# SOURCE DOCUMENT
* * * * * * *
Later in life, Curzon became a very successful racehorse breeder, and in 1927 his horse Call Boy won The Derby.

==Biography==
Curzon was born in Wavertree, Liverpool, England, the son of W. Clarke Deeley of Curzon Park, Chester, and his wife Elizabeth, née Mallaby. His real name, under which he appeared in several legal cases, was Francis Arthur Deeley. His brother was Sir Harry Mallaby-Deeley. He took the name Curzon by deed poll in 1896. His first wife was the Irish-born actress Caroline Julia Cronyn (1867–1955), whom he married in 1893 in Dublin, Ireland, and who divorced him in 1909. They had one child, Suzanne, born in 1906. His second wife was the actress and singer Isabel Jay, one of his stars, whom he married on 28 July 1910.

===Theatre career===
After working briefly in his father's oil company, Curzon went on the stage, touring with Frank Benson's company. He made his London debut at the age of 24 in a play called Queer Street, at Terry's Theatre. In 1899, he and Charles Hawtrey leased the Avenue Theatre, where they had a series of successes. After this, Curzon concentrated on his managerial career, though he made a brief return to acting in 1923 in The Inevitable, a play written by and starring his wife, Isabel Jay.

Curzon was a founder member of the Society of West End Theatre Managers, along with Helen Carte, George Edwardes, Arthur Bourchier and sixteen others. At one point in his theatre career he had nine London theatres under his management. Some of his biggest successes as a producer and theatre manager included Monsieur Beaucaire (1902), A Chinese Honeymoon (1903), Sergeant Brue (1904), The White Chrysanthemum (1905), The Girl Behind the Counter (1906), See-See (1906), Mr. Hopkinson (1906), Miss Hook of Holland (1907), King of Cadonia (1908), My Mimosa Maid (1908), Dear Little Denmark (1909), and The Balkan Princess (1910; co-written by Curzon). A rare failure was The Three Kisses (1907). Many of Curzon's shows were filled with spectacle, using exotic sets, elaborate costumes and beautiful chorus girls. He also produced a number of plays starring Ivor Novello, including Enter Kiki (1923), The Firebrand (1926) and Downhill (1926).
* * * * * * *
# Bounding box prediction data

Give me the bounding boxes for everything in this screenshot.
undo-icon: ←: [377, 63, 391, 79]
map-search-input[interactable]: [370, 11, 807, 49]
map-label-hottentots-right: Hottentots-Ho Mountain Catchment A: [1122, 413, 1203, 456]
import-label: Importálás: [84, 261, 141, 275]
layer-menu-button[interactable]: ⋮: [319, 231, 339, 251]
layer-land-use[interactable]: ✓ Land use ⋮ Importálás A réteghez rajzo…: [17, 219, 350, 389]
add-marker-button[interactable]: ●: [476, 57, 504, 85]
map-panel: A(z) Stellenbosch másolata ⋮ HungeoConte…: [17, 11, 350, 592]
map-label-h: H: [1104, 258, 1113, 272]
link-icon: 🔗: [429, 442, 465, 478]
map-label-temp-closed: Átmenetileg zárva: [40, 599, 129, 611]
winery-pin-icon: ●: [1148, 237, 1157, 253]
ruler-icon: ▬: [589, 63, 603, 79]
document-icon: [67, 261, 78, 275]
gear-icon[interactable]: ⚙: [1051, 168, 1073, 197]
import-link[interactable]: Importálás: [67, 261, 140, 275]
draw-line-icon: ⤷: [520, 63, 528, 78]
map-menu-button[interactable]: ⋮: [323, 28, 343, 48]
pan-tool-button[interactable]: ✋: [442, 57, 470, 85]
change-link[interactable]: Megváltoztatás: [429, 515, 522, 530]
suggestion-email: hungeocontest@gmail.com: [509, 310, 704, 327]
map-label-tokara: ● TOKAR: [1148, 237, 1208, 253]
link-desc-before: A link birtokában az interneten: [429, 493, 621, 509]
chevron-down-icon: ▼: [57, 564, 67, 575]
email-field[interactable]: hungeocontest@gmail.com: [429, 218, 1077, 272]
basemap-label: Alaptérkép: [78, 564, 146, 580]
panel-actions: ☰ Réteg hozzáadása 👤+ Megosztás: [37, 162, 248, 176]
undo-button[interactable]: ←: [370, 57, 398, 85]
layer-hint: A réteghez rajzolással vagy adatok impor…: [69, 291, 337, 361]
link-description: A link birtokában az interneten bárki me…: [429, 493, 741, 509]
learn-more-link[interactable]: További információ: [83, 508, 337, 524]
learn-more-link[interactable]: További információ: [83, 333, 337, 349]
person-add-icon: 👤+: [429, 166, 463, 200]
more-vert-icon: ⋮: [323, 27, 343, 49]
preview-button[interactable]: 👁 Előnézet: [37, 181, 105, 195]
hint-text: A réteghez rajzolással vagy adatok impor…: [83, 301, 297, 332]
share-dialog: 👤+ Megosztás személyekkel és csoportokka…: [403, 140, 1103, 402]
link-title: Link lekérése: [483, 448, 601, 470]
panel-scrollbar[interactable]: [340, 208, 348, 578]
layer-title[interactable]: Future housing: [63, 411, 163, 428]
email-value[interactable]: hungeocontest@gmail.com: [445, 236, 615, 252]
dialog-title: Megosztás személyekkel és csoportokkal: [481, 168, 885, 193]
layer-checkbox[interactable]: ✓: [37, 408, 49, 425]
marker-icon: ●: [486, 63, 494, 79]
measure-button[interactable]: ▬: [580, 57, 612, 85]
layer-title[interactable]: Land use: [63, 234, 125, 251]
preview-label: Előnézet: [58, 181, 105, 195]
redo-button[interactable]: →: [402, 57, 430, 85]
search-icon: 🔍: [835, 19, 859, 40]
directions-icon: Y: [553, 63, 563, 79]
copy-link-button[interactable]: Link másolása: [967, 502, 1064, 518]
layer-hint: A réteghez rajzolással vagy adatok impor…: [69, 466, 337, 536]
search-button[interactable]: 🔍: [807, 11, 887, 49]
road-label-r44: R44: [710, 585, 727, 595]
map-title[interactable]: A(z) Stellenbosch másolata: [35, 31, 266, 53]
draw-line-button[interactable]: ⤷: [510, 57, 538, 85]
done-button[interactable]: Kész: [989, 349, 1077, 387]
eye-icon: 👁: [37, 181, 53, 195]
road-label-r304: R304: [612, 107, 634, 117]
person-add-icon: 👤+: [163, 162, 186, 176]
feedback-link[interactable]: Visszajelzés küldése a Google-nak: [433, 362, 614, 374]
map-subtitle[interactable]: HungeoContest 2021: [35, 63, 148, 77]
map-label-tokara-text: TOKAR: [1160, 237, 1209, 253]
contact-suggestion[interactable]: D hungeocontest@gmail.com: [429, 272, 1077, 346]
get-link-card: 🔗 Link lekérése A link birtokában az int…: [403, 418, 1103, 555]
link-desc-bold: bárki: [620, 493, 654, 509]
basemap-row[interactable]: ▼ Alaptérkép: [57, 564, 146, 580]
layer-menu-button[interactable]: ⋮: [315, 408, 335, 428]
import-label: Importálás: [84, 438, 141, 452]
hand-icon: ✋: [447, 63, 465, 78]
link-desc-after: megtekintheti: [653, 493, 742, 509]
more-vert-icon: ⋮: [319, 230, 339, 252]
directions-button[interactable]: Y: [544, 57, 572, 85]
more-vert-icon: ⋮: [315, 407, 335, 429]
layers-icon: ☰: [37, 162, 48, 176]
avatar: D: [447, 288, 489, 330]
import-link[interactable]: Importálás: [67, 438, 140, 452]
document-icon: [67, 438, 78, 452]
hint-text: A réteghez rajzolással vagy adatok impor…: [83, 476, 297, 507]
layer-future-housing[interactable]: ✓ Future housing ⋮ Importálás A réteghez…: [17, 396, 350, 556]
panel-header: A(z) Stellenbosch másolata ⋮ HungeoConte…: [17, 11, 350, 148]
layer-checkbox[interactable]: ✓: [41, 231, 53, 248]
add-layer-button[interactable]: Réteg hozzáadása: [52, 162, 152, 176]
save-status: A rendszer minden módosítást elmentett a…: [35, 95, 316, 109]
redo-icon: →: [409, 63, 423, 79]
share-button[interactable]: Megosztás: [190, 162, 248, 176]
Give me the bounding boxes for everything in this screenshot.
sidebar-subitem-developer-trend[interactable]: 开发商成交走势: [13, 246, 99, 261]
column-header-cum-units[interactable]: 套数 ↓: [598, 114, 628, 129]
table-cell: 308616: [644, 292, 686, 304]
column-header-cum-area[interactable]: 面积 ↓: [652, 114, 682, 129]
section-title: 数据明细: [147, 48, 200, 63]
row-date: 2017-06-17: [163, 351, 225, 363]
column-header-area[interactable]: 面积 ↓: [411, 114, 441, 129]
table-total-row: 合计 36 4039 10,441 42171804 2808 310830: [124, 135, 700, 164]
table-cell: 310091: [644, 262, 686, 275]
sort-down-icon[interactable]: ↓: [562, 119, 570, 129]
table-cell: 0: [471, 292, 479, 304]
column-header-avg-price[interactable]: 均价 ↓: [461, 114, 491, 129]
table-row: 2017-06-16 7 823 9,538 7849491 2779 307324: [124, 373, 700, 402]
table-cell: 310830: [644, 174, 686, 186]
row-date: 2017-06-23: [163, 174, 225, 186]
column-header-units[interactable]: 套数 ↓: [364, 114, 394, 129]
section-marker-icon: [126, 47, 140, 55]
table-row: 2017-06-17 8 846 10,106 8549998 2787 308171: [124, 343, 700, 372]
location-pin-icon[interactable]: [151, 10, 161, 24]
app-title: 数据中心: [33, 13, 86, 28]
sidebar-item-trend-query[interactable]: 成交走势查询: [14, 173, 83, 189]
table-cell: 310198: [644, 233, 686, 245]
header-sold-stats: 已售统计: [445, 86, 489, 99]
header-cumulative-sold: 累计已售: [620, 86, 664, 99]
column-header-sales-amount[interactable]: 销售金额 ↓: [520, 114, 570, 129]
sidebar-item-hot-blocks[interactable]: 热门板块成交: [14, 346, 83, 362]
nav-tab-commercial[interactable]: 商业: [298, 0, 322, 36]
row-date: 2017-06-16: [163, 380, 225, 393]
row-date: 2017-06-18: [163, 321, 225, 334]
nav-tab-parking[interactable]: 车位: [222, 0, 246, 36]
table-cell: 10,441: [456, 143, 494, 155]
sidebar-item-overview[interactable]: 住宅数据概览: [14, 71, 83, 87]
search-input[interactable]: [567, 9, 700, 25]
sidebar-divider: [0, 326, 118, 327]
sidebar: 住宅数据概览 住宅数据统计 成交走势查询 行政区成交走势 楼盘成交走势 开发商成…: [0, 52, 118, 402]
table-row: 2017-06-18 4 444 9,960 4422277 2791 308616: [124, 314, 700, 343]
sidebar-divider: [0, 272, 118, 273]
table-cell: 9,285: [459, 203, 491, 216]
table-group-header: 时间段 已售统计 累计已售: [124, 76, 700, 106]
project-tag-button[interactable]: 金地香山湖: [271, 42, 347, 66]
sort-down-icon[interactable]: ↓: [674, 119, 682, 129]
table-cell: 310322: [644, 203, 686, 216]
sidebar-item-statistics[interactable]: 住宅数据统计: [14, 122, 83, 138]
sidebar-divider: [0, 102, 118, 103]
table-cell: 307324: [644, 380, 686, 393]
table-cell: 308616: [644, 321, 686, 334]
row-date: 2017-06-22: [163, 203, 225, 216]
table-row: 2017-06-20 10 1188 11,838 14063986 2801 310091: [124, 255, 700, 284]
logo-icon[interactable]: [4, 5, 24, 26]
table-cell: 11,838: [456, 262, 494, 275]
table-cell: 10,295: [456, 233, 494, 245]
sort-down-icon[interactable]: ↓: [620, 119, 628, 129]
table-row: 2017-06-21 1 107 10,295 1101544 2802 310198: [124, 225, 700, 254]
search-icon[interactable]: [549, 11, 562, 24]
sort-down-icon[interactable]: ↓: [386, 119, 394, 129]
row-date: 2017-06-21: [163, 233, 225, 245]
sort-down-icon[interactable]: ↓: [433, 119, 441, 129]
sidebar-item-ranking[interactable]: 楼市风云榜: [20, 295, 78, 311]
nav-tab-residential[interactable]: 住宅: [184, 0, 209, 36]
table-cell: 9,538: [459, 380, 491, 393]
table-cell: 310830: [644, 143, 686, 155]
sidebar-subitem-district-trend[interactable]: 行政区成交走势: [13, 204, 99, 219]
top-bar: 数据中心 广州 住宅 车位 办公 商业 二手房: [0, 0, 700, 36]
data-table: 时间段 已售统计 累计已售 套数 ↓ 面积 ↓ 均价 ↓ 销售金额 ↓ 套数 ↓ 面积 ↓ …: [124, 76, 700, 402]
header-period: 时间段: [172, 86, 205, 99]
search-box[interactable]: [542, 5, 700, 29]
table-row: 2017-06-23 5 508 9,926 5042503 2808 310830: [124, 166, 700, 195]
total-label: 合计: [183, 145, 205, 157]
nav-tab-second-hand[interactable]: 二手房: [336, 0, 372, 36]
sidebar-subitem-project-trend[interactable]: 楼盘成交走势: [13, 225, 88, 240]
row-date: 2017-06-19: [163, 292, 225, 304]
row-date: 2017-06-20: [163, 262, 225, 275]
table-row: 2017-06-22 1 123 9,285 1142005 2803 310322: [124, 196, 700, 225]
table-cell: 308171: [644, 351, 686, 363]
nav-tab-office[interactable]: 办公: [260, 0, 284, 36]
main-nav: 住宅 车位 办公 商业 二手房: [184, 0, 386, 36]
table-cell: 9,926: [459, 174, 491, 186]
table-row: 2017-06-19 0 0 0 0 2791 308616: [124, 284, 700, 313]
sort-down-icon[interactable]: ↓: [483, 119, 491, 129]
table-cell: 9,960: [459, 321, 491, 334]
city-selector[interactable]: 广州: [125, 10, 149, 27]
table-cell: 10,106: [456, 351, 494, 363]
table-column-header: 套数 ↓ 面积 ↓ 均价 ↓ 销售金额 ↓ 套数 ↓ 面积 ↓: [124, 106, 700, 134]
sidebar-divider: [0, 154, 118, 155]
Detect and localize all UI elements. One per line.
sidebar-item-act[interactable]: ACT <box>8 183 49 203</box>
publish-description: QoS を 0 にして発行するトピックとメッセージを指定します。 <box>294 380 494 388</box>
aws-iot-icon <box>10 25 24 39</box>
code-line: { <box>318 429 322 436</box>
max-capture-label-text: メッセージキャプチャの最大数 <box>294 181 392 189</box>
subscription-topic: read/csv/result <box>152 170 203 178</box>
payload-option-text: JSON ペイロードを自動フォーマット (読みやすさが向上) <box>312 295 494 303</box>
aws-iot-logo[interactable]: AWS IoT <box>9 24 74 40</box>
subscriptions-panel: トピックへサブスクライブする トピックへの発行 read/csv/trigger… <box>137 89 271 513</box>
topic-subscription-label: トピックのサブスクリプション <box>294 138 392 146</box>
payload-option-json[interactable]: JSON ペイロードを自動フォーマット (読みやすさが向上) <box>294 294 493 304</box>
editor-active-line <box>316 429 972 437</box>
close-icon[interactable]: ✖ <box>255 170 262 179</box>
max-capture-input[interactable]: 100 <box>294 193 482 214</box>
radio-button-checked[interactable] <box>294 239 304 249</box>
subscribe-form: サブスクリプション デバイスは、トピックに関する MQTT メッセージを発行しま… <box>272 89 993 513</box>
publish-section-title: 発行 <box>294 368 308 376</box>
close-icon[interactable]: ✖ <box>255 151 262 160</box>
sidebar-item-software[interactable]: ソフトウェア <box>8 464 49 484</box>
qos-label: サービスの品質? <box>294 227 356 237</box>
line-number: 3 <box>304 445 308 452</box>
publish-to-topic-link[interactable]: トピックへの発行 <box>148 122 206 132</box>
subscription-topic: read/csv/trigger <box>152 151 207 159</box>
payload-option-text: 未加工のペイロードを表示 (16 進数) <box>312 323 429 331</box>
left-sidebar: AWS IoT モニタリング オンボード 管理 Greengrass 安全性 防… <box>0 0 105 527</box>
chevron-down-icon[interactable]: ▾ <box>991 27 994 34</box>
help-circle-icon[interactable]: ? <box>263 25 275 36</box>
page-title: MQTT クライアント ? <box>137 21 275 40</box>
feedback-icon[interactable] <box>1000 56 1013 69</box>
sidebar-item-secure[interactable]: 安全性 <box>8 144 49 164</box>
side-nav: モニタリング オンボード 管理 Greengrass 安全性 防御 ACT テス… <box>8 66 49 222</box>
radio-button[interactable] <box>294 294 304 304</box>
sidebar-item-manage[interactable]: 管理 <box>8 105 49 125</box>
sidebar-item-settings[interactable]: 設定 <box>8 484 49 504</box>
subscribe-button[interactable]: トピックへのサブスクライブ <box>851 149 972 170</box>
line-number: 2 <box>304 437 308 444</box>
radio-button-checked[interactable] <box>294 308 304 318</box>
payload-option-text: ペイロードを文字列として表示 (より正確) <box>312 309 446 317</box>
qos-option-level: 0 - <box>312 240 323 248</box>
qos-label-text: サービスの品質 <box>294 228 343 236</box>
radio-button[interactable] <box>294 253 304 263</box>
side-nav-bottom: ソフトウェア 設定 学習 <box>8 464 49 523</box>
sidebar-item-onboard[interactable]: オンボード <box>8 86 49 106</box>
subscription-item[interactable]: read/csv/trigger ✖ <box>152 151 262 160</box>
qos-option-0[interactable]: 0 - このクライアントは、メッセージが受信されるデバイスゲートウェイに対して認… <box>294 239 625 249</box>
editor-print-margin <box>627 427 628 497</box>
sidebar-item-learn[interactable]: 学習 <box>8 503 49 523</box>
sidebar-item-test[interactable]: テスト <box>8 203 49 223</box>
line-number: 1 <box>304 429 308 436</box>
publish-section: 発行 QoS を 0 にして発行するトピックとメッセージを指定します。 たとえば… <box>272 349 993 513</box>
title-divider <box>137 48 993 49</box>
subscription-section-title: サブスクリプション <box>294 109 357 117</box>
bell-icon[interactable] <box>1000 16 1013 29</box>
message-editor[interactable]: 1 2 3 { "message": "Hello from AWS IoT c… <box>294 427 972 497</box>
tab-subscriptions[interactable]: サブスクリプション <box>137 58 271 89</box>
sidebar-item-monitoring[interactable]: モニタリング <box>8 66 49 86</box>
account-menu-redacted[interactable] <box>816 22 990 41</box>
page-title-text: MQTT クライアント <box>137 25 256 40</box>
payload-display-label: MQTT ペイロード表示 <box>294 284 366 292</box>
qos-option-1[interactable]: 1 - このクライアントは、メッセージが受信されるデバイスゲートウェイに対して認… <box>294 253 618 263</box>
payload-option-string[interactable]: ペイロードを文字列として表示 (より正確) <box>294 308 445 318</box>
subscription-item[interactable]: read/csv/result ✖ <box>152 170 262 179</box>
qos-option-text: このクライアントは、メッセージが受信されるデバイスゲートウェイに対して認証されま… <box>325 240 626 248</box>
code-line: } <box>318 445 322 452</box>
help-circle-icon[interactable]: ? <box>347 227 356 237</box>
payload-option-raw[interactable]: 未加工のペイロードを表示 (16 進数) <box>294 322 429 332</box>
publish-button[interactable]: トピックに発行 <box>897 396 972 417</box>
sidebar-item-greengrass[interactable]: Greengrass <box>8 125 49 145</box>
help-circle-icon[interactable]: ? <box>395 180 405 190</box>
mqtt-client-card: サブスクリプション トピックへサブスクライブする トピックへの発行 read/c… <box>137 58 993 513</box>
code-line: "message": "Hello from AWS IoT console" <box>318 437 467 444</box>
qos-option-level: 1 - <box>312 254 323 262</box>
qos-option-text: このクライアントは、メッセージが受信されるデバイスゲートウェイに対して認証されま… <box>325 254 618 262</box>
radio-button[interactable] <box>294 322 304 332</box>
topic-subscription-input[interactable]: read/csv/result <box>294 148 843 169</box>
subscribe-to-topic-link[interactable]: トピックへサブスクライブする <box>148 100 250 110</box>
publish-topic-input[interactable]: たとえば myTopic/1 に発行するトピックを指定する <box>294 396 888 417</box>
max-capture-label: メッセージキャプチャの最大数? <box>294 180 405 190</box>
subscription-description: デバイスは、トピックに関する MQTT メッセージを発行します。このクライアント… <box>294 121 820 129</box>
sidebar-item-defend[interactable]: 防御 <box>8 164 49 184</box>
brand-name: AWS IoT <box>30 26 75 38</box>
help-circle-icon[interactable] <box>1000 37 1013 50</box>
* * * * * * *
# CHECK YOUR UNDERSTANDING
1/ In the Curzon biography, reproduce the part that opens with "Later in life, Curzon" and closes with "28 July 1910.", switching "Liverpool" to "Manchester".
2/ Resume the Curzon biography from the point after its last sentence.

# ANSWERS TO THE TASKS
1/
Later in life, Curzon became a very successful racehorse breeder, and in 1927 his horse Call Boy won The Derby.

==Biography==
Curzon was born in Wavertree, Manchester, England, the son of W. Clarke Deeley of Curzon Park, Chester, and his wife Elizabeth, née Mallaby. His real name, under which he appeared in several legal cases, was Francis Arthur Deeley. His brother was Sir Harry Mallaby-Deeley. He took the name Curzon by deed poll in 1896. His first wife was the Irish-born actress Caroline Julia Cronyn (1867–1955), whom he married in 1893 in Dublin, Ireland, and who divorced him in 1909. They had one child, Suzanne, born in 1906. His second wife was the actress and singer Isabel Jay, one of his stars, whom he married on 28 July 1910.

2/
One of Curzon's few miscues was to turn down the opportunity to produce The Maid of the Mountains (1916), which became a huge success.

===Court cases===
Curzon was involved in several legal cases. In 1894 his financial failure was the subject of a successful court action against him. In 1901 he and Charles Hawtrey were jointly sued for slander by a disgruntled actor; they won the case. In 1910 Curzon appeared in court in two separate cases, a dispute with the lessor of his theatre over tax liabilities and in another slander case, this time as plaintiff, against an acquaintance who falsely alleged that Curzon left his first wife penniless after their divorce in 1909. Curzon, who in fact allowed his ex-wife £25 a week (equivalent to about £2,000 in 2007 values), won the case but was awarded only nominal damages.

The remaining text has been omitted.